**Text for analysis**:
+---+

NOTES TO CONSOLIDATED FINANCIAL STATEMENTS

 

  (k) Accounting for Impairment of Long-Lived Assets

 

The Company adopts Accounting Standards Codification (“ASC”) 360, “Accounting for the Impairment or Disposal of Long-Live Assets”, which addresses financial accounting and reporting for the impairment or disposal of long-lived assets. The Company periodically evaluates the carrying value of long-lived assets to be held and used in accordance with ASC 360 which requires impairment losses to be recorded on long-lived assets used in operations when indicators of impairment are present and the undiscounted cash flows estimated to be generated by those assets are less than the assets’ carrying amounts. In that event, a loss is recognized based on the amount by which the carrying amount exceeds the fair market value of the long-lived assets.

+---+

**The data**:
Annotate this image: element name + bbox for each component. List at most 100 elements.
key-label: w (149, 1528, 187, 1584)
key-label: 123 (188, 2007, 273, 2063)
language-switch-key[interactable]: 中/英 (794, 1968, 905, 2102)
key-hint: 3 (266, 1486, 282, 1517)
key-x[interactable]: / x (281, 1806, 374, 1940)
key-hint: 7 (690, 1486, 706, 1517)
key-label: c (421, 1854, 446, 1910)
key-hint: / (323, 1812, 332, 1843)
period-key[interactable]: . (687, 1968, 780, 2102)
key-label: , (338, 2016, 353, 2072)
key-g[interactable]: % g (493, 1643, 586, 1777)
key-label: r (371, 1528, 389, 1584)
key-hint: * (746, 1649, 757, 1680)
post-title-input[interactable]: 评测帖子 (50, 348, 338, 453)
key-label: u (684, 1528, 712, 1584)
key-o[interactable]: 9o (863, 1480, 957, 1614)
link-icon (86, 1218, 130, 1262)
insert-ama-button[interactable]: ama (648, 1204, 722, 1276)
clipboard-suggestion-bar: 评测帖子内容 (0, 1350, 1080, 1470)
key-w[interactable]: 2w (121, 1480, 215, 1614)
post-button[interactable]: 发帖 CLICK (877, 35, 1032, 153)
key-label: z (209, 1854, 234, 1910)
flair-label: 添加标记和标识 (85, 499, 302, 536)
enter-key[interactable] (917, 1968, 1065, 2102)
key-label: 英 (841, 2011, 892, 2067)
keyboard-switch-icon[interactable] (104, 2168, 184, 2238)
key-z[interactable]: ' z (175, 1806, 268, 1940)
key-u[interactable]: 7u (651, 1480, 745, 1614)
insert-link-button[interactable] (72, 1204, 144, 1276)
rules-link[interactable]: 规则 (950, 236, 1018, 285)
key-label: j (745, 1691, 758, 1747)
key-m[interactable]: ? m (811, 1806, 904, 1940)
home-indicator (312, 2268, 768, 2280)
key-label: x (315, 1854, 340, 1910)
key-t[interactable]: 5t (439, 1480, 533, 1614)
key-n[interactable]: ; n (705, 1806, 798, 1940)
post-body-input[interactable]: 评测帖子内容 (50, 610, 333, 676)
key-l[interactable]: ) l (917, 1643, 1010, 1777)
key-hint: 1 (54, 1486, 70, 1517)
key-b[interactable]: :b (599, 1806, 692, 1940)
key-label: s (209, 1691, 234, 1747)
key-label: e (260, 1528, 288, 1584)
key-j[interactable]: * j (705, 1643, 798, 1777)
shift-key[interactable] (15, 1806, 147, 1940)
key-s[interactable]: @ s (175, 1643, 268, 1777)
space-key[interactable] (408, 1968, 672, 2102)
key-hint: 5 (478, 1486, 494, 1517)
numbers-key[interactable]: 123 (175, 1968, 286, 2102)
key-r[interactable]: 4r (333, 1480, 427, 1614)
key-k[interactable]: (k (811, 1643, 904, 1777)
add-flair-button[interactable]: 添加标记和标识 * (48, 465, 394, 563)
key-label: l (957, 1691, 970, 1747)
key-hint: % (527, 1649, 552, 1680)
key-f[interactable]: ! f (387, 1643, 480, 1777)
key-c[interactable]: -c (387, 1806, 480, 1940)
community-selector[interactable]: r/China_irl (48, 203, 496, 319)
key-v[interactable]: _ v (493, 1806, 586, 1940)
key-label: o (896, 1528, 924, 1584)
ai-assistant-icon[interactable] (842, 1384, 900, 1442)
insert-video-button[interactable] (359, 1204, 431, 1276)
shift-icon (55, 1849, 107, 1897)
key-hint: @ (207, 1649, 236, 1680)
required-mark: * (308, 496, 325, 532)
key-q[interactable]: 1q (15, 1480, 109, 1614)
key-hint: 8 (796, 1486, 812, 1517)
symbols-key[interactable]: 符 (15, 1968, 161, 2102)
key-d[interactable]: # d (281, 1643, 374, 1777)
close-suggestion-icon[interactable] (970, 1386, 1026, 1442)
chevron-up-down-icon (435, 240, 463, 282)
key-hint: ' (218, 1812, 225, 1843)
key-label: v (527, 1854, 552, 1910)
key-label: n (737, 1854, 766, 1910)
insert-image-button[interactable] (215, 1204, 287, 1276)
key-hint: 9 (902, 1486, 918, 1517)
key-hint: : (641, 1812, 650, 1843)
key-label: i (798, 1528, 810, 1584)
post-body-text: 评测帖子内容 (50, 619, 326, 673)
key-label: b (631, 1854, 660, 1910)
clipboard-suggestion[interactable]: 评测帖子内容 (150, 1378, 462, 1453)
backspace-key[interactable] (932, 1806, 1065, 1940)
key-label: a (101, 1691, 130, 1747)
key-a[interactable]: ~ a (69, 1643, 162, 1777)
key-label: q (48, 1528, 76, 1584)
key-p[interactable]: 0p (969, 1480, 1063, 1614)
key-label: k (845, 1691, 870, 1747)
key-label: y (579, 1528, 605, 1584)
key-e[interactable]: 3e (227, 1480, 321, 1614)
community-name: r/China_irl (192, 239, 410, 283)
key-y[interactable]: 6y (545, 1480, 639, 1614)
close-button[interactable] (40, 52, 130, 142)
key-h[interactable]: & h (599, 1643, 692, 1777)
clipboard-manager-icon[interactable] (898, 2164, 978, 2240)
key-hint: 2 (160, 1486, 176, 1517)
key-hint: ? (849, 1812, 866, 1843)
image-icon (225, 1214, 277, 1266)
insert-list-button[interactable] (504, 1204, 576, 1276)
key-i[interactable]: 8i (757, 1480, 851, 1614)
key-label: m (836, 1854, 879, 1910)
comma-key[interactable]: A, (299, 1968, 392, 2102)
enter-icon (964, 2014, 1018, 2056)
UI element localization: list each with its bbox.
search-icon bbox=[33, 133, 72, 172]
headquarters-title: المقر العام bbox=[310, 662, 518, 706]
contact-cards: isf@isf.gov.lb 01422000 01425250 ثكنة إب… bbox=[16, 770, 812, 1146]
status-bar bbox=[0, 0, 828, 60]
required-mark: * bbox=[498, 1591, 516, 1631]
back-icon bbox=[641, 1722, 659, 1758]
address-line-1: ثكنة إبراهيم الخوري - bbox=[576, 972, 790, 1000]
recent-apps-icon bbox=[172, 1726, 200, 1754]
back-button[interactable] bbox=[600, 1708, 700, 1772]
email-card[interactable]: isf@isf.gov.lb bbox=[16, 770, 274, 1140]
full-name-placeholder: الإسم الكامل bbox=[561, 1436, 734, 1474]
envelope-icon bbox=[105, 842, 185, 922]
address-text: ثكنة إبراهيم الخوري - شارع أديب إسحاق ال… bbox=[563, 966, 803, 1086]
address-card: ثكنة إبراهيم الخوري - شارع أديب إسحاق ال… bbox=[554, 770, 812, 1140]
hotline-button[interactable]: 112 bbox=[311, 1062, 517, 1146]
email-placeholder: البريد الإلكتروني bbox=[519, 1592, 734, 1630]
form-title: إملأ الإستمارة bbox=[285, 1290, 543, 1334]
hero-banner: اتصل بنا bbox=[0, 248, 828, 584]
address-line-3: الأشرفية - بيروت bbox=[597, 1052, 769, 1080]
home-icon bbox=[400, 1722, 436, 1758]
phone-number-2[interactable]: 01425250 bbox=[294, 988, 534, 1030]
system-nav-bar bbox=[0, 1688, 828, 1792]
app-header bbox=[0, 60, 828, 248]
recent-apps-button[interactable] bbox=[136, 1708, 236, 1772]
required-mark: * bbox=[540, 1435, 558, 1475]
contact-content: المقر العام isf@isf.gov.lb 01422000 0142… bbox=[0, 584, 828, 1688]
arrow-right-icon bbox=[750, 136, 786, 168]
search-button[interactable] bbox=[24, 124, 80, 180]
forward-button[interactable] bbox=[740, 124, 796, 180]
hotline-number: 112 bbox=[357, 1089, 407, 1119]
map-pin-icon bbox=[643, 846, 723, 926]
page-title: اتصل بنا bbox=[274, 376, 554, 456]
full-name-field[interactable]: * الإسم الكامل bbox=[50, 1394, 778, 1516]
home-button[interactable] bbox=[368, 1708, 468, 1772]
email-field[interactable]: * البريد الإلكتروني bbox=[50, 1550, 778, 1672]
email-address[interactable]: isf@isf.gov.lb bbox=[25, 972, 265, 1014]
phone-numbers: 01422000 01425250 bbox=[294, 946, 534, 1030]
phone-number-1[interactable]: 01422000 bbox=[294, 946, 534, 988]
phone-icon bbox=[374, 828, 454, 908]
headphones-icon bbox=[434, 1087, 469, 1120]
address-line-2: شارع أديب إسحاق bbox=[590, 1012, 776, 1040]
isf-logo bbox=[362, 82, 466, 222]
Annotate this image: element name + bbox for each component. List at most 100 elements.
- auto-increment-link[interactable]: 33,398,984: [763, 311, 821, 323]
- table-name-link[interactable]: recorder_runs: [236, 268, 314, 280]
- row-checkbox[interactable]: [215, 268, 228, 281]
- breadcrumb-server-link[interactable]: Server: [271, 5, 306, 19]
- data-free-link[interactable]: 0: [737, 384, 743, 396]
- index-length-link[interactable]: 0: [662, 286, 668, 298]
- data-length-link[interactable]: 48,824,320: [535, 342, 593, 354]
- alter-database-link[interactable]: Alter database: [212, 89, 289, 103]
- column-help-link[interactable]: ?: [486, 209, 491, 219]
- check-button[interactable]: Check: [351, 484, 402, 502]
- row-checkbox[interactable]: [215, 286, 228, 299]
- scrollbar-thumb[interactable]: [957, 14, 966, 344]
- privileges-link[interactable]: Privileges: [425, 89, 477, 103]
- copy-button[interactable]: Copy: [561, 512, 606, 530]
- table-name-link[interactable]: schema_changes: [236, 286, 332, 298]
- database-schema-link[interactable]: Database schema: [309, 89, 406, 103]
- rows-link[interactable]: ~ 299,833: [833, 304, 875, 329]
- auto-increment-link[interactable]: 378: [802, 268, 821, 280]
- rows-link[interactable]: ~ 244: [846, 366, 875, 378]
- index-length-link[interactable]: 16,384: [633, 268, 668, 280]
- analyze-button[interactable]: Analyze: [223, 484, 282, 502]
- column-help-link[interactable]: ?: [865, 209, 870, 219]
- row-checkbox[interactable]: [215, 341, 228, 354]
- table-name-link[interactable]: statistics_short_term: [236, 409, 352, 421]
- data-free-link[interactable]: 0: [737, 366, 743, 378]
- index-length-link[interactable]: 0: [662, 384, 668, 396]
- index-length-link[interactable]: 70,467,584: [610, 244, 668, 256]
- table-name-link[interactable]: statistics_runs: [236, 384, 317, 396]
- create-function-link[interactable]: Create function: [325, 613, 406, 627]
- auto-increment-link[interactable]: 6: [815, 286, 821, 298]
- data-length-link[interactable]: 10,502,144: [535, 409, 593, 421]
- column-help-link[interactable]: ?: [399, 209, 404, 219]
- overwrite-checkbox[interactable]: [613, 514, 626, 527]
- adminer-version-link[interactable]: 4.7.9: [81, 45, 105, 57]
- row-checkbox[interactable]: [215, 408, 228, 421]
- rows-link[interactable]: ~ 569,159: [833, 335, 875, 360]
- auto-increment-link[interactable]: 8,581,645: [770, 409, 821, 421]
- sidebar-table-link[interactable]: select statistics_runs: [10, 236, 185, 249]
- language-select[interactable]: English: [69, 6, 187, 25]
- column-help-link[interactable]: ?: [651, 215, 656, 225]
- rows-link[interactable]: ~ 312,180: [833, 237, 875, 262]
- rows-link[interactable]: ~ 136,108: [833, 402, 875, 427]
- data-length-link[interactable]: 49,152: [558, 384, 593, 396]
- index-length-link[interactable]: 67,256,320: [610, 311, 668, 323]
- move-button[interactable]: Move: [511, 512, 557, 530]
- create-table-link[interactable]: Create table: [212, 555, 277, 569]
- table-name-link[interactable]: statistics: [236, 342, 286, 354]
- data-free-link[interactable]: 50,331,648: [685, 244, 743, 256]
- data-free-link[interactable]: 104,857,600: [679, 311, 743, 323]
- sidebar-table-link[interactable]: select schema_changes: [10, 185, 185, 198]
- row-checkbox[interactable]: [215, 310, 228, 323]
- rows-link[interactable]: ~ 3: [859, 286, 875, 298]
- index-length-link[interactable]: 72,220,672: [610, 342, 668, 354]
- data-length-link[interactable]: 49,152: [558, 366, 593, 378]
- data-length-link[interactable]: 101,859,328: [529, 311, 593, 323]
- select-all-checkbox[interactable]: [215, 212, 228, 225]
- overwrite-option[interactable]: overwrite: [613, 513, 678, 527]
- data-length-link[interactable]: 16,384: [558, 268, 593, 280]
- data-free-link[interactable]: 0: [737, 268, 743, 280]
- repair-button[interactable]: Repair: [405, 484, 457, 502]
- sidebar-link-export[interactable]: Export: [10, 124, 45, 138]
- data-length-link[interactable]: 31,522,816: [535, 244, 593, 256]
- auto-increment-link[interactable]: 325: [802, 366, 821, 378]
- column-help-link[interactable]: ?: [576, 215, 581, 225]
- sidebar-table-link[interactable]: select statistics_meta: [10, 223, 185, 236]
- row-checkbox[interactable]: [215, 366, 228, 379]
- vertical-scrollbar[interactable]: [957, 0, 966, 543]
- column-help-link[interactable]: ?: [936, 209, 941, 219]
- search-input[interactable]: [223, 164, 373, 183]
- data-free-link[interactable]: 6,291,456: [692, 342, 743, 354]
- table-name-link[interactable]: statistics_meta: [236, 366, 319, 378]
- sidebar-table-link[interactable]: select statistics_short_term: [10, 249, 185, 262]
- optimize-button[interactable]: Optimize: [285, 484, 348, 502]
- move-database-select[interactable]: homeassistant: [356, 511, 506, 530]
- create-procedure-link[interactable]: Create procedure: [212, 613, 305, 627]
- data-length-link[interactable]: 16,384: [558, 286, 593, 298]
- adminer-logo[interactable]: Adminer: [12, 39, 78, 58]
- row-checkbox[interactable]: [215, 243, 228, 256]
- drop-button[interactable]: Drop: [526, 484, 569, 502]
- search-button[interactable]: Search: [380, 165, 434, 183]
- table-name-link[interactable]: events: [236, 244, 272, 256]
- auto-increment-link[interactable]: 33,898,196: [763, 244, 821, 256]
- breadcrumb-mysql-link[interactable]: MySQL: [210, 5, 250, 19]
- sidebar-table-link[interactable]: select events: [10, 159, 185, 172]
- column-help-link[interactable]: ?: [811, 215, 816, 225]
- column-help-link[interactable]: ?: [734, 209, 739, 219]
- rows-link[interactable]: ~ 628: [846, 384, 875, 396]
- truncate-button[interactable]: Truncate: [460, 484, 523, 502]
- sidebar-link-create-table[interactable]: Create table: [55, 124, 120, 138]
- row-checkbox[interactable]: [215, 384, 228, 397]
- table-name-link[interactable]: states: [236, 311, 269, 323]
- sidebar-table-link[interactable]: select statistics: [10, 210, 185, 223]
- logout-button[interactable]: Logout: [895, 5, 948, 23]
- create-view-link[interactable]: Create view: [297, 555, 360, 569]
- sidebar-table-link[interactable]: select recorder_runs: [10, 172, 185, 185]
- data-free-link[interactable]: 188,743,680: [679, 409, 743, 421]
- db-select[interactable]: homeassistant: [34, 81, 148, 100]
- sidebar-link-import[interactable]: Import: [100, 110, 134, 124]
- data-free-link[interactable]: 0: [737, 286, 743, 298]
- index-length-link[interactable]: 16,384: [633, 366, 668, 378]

+---+

**Exercise brief**: In the note on impairment of long-lived assets, what determines the amount of the loss that is recognized?

**Solved problem**: The loss is the amount by which the carrying amount exceeds the fair market value of the long-lived assets.